For every line in the records that has the word "DEBAIXO", make a copy.

:: EXTRACTED DATA ::

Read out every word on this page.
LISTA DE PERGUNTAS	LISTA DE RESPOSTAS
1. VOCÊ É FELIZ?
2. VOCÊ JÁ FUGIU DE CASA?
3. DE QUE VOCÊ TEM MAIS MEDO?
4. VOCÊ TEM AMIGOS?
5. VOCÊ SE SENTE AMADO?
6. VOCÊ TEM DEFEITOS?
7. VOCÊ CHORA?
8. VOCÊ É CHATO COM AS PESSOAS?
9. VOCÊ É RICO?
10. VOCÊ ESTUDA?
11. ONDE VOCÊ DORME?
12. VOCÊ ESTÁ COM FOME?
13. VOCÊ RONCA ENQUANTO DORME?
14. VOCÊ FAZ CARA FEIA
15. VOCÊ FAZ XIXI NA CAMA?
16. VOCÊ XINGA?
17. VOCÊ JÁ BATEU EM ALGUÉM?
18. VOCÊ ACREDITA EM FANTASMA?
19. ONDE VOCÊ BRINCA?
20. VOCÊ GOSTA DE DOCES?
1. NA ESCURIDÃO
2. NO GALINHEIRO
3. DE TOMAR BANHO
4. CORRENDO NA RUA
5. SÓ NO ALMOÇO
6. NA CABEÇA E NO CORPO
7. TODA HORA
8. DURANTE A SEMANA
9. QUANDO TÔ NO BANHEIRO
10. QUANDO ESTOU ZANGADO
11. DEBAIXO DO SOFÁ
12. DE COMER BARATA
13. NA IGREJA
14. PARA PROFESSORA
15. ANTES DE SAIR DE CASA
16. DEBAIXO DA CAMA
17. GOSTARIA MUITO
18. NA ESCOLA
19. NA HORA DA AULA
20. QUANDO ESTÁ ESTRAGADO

:::
:: EXTRACTED DATA ::

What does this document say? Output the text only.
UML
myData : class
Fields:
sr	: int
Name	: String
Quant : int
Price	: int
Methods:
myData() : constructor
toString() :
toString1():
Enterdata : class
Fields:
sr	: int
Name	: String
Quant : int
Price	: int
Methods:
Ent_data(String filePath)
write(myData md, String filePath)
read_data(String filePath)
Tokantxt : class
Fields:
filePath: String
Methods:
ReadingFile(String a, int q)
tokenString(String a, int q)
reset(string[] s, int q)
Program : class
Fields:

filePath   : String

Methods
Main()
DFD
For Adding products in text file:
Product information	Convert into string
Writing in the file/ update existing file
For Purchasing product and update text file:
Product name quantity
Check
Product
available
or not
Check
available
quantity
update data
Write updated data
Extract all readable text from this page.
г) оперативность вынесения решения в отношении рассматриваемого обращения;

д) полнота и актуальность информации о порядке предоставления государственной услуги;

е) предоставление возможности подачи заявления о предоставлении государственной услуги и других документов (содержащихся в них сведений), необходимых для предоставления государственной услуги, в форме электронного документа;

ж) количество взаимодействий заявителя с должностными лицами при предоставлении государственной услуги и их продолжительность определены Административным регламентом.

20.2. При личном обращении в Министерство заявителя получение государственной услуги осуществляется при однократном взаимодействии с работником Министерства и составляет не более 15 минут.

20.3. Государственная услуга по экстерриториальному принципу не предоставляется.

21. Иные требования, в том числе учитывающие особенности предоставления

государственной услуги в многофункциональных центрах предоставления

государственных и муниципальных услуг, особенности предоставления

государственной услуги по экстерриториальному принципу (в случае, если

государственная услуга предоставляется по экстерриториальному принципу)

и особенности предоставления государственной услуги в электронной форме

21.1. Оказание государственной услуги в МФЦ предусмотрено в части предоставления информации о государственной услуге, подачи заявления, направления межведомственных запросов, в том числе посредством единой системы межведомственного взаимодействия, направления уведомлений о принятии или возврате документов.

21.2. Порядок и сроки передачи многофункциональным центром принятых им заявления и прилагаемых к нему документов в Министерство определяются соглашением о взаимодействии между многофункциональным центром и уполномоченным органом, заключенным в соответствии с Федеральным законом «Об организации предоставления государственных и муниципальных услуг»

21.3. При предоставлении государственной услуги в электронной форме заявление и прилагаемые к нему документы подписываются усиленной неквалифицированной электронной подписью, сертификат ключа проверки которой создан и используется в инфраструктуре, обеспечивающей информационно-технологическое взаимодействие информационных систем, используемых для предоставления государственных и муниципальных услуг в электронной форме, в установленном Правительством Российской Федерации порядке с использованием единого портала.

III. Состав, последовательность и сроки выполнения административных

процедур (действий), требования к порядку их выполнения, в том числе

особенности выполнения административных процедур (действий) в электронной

:::
:: EXTRACTED DATA ::

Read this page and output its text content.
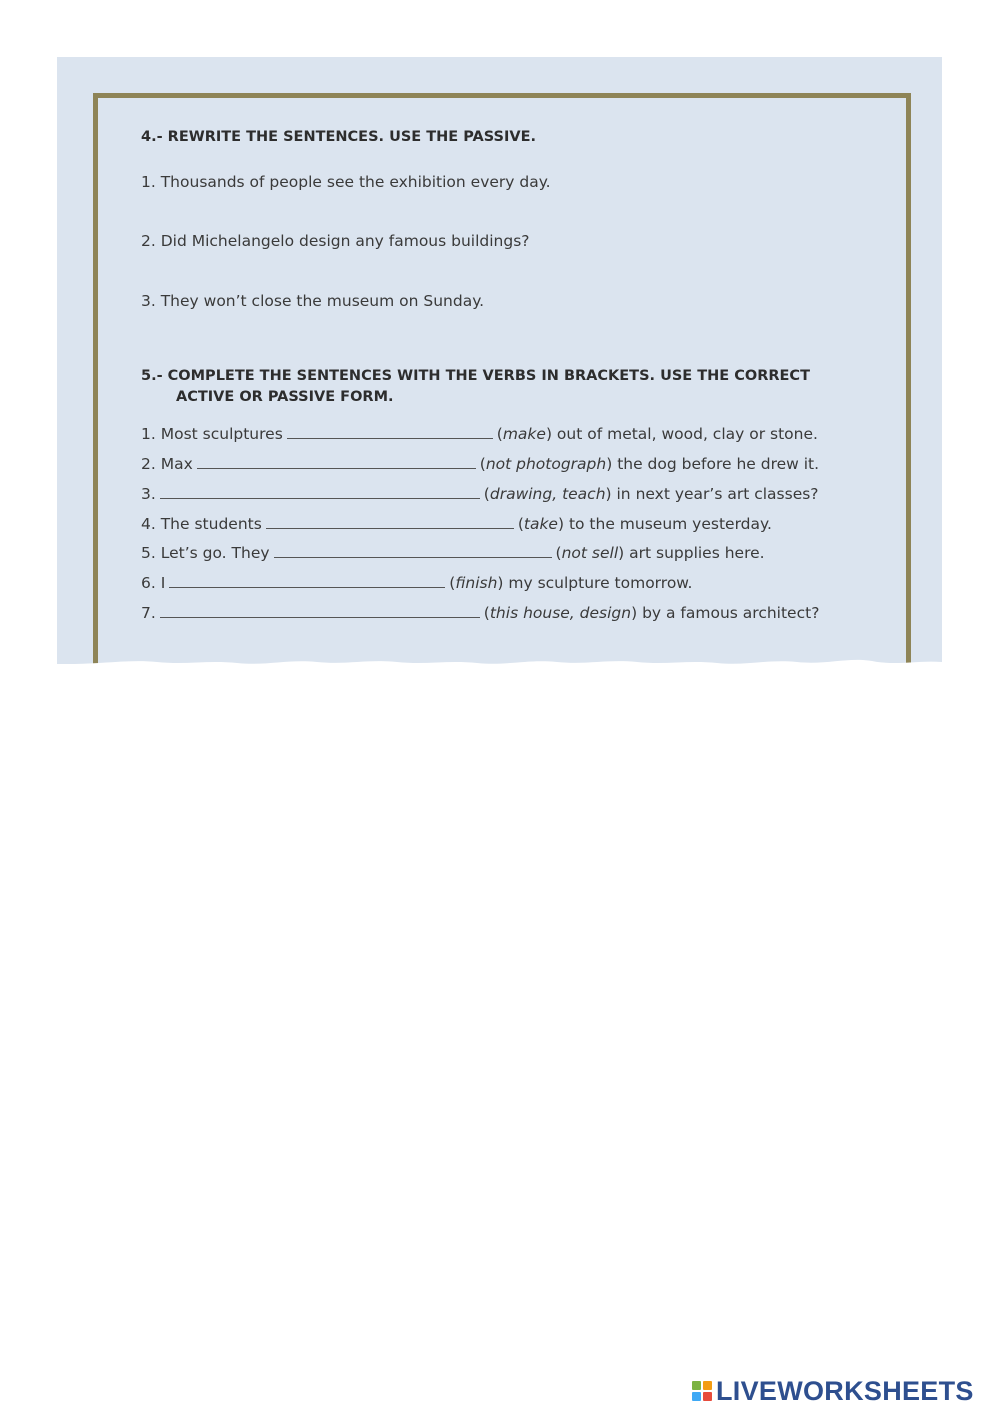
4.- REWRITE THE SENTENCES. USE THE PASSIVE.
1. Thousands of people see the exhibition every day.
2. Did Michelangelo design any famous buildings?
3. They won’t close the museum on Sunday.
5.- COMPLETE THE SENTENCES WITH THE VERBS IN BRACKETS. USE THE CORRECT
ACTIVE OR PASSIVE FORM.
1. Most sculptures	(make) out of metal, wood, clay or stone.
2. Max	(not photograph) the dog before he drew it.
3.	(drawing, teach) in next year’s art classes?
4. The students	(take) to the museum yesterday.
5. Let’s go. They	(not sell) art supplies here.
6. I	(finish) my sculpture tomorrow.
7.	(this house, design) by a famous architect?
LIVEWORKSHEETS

:::

*RESULT BELOW*
11. DEBAIXO DO SOFÁ
16. DEBAIXO DA CAMA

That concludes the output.